----- RECORDS SUPPLIED -----

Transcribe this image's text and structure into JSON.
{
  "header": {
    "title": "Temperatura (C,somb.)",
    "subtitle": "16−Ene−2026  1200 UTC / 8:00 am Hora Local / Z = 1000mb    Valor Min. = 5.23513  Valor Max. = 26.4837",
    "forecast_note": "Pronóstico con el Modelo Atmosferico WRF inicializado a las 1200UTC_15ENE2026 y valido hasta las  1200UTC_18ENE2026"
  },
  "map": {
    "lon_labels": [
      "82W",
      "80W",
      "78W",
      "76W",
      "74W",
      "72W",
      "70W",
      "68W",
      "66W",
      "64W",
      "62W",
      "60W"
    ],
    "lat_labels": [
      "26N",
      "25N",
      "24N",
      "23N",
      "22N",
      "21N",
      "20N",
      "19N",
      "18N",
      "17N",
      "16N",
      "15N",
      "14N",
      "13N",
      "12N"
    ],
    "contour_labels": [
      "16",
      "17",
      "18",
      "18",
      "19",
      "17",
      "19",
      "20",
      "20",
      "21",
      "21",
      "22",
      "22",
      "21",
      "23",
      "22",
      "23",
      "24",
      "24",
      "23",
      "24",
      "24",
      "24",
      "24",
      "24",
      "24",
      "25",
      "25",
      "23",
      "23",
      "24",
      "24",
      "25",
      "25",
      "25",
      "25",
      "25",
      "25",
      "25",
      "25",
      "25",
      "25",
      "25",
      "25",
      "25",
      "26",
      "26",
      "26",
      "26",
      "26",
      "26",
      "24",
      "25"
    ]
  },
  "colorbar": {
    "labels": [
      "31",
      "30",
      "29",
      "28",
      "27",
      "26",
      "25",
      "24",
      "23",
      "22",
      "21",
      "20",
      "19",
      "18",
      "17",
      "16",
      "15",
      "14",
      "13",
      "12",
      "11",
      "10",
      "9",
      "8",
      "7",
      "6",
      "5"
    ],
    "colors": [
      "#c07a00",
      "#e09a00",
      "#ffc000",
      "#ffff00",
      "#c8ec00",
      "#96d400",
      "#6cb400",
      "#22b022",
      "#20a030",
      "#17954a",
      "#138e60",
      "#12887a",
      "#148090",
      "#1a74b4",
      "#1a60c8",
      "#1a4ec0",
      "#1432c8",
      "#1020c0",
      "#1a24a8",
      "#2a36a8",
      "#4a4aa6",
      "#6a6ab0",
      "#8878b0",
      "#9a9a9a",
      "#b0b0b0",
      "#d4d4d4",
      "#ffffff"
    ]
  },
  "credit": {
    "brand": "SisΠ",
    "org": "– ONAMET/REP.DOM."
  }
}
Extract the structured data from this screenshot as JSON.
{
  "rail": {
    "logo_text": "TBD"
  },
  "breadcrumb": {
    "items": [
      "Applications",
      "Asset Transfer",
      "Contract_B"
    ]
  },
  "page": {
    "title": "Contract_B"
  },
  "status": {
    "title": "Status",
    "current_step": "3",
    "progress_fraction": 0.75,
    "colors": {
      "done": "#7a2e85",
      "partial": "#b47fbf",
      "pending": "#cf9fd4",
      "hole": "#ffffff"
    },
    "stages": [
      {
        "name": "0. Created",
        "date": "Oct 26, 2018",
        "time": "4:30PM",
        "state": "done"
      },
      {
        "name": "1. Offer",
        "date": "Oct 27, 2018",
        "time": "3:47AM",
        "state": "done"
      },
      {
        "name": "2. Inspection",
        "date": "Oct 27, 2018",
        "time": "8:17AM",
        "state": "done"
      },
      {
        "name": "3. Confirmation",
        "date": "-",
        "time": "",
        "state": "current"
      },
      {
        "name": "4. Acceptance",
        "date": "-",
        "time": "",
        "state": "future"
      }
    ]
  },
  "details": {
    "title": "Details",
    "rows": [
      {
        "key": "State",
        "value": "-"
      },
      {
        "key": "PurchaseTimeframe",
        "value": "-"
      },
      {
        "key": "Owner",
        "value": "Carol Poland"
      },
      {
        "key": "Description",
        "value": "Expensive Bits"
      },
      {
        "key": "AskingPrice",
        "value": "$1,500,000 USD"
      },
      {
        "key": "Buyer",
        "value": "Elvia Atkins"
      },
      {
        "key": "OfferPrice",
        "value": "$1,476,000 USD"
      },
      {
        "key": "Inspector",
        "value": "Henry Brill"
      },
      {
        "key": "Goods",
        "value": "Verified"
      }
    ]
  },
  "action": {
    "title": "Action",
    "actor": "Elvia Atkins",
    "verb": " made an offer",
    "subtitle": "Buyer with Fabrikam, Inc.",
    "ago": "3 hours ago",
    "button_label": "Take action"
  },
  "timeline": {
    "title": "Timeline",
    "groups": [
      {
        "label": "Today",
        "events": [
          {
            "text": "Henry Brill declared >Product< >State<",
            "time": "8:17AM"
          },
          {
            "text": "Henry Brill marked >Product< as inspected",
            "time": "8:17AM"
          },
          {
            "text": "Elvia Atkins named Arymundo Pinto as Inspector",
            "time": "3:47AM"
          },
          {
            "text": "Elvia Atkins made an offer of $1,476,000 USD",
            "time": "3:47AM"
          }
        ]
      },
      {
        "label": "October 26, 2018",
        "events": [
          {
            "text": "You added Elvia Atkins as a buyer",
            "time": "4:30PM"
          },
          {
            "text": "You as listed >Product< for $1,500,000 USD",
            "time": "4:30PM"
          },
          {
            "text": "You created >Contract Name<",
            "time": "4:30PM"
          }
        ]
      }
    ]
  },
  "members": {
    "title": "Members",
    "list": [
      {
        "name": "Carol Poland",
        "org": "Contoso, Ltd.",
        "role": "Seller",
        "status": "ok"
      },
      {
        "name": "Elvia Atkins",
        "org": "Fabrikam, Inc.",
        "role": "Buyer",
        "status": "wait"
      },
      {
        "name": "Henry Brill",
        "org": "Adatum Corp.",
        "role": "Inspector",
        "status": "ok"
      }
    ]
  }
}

-----

> _WORK TO BE COMPLETED_:
Scan the material above. Return every line containing the string "Brill".

> _RESULT BELOW_:
        "value": "Henry Brill"
            "text": "Henry Brill declared >Product< >State<",
            "text": "Henry Brill marked >Product< as inspected",
        "name": "Henry Brill",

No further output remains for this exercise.